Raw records
════

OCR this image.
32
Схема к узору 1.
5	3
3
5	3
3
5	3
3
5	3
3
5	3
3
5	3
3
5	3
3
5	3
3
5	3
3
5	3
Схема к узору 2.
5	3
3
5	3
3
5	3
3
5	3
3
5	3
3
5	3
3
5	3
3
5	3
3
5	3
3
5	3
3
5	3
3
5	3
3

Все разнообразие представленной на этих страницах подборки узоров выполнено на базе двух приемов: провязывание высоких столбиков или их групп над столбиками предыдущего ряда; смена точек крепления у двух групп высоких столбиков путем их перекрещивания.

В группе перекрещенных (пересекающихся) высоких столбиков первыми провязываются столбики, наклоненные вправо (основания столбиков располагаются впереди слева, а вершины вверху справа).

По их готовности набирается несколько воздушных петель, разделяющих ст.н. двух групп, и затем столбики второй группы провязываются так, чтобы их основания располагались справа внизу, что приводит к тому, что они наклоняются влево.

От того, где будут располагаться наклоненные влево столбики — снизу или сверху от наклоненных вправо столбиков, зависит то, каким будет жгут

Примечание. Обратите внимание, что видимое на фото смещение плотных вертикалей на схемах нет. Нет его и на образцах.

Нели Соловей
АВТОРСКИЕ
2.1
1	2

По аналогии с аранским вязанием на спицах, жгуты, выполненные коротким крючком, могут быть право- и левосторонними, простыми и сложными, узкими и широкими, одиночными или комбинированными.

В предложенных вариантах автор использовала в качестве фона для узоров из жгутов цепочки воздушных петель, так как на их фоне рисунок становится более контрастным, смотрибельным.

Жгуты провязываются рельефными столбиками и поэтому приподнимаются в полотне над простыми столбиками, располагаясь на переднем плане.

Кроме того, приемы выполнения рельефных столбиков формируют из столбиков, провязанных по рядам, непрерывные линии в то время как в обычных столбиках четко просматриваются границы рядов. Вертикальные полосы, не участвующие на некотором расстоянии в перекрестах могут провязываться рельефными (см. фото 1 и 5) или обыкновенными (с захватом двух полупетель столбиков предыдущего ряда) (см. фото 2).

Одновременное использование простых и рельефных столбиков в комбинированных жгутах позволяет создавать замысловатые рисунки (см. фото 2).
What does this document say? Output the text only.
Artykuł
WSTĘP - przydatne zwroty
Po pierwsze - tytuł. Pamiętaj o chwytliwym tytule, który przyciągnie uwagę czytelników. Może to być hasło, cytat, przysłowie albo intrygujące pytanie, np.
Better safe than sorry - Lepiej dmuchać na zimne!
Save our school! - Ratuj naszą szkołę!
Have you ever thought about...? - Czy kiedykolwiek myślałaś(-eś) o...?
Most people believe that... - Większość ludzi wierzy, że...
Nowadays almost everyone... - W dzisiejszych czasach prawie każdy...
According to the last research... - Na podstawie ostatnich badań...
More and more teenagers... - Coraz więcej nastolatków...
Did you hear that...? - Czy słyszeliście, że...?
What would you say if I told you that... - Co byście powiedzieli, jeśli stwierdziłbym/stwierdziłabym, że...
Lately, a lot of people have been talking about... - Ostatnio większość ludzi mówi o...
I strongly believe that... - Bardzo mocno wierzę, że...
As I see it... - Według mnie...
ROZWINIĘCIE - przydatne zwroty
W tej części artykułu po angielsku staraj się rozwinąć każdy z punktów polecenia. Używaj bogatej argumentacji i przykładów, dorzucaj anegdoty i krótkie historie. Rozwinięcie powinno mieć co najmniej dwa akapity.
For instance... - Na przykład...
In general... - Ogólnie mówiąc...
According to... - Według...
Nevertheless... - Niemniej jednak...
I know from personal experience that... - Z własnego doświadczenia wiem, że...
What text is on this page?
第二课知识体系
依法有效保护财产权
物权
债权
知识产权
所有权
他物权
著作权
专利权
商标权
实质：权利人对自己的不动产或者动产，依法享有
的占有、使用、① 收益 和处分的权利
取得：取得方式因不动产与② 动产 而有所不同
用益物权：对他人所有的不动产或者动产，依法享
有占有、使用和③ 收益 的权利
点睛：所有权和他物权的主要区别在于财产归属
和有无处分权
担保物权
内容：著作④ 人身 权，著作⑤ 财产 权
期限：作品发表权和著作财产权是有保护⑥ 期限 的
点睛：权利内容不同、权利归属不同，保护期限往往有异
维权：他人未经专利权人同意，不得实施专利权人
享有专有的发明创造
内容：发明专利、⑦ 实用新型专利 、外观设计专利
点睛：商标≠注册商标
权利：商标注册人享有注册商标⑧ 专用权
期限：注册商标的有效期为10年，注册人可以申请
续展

════

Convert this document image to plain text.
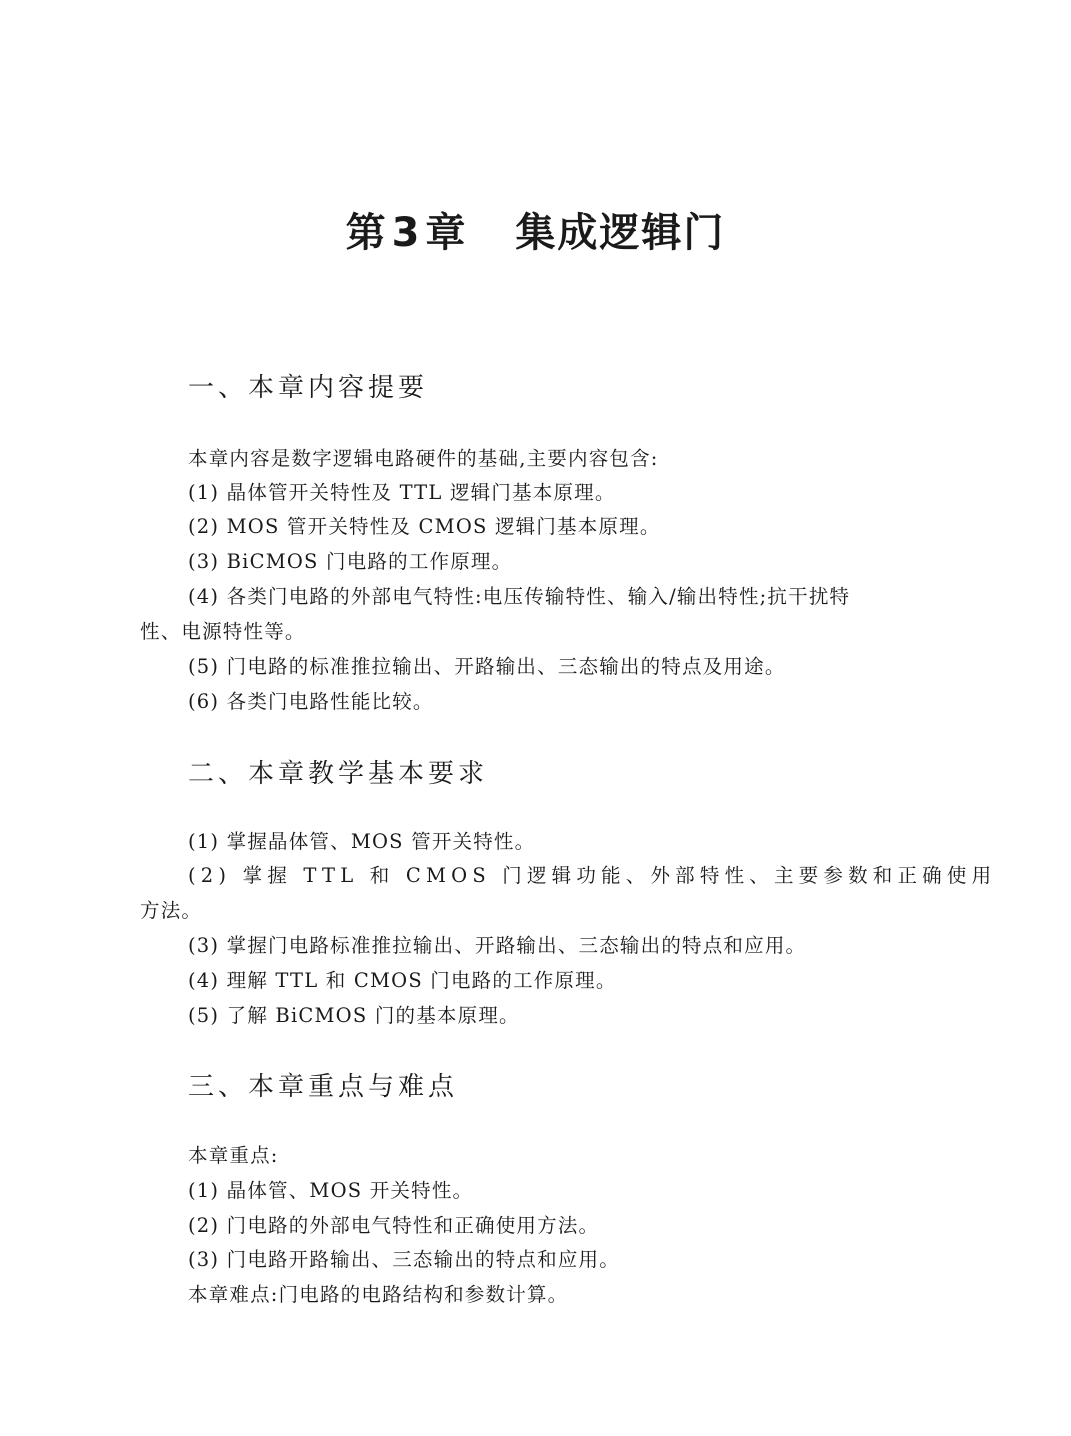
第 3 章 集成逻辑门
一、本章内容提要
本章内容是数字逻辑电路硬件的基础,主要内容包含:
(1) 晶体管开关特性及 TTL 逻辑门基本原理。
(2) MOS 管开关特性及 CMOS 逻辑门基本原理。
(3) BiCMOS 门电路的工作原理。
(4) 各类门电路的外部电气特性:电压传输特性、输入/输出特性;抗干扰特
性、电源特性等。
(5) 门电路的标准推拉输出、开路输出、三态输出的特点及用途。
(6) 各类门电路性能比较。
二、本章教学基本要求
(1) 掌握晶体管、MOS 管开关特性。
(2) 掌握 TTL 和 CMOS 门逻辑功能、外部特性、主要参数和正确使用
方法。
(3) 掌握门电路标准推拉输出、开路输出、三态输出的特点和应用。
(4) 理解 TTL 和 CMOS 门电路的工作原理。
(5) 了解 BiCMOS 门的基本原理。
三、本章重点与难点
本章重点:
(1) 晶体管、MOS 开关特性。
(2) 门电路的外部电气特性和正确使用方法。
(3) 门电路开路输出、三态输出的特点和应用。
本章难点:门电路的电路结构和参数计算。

════

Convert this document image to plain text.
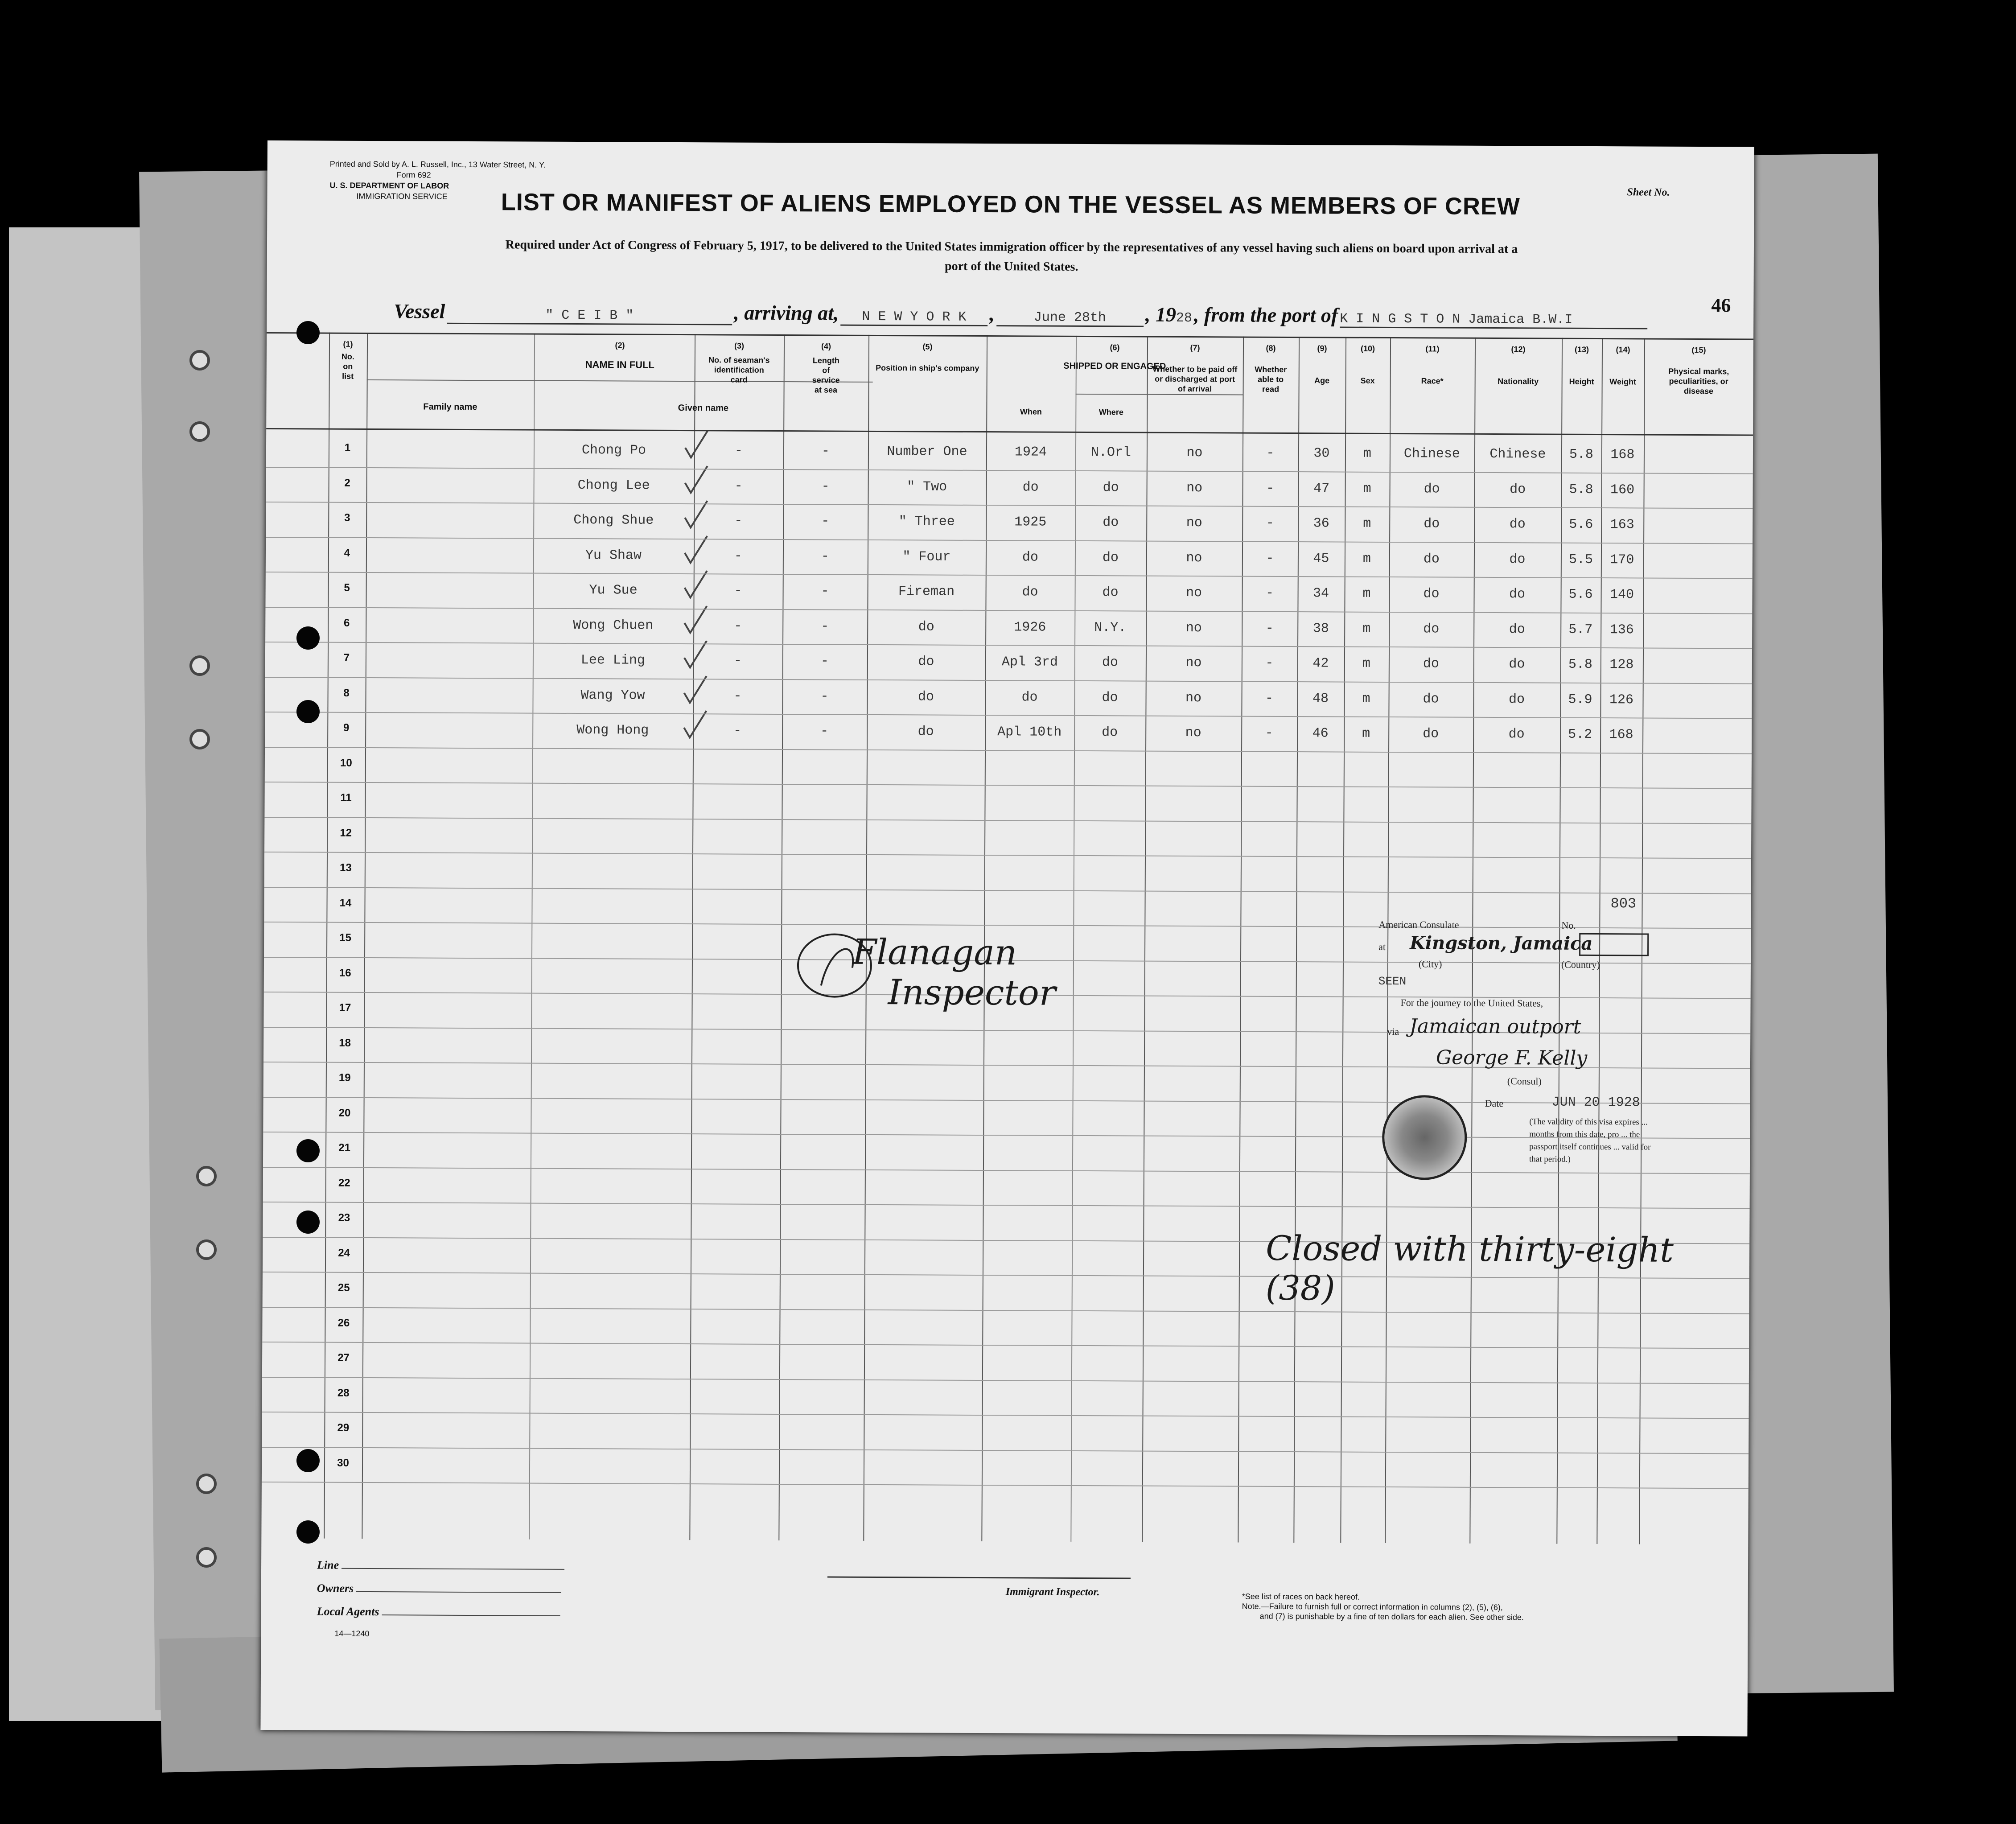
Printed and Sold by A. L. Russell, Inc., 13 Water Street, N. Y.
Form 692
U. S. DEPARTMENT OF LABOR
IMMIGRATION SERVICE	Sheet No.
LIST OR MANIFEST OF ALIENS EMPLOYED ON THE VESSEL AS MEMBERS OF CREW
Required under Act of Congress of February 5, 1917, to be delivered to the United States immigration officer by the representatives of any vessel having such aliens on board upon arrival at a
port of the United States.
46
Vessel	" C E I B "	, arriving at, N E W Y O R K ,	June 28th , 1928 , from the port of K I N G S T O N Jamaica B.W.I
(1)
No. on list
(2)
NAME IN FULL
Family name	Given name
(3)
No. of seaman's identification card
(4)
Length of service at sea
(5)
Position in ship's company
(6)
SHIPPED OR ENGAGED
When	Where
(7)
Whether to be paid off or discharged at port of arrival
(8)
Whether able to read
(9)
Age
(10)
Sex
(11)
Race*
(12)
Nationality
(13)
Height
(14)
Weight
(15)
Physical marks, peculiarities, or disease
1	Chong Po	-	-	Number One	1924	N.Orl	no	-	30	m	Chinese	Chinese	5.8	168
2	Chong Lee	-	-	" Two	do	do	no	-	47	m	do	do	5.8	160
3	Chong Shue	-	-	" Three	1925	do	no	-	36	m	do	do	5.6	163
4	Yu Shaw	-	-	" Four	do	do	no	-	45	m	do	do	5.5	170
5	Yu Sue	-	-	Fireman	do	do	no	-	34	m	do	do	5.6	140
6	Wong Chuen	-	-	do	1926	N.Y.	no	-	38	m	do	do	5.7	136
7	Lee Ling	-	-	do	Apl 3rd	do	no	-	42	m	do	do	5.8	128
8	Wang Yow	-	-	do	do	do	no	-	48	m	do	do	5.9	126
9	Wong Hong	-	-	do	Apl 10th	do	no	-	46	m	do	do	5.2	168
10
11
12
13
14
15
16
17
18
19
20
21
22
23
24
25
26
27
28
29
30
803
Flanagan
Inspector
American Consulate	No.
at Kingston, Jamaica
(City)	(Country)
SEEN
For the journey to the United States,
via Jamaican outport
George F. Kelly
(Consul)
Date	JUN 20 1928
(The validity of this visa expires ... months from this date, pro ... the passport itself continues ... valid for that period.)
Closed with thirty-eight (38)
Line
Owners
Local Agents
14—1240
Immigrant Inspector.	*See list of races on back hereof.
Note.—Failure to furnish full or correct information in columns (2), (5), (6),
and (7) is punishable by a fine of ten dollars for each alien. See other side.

════

# Brief:
Return every line of the preceding records in which the word "arrival" appears.

# Answer in full:
Required under Act of Congress of February 5, 1917, to be delivered to the United States immigration officer by the representatives of any vessel having such aliens on board upon arrival at a
Whether to be paid off or discharged at port of arrival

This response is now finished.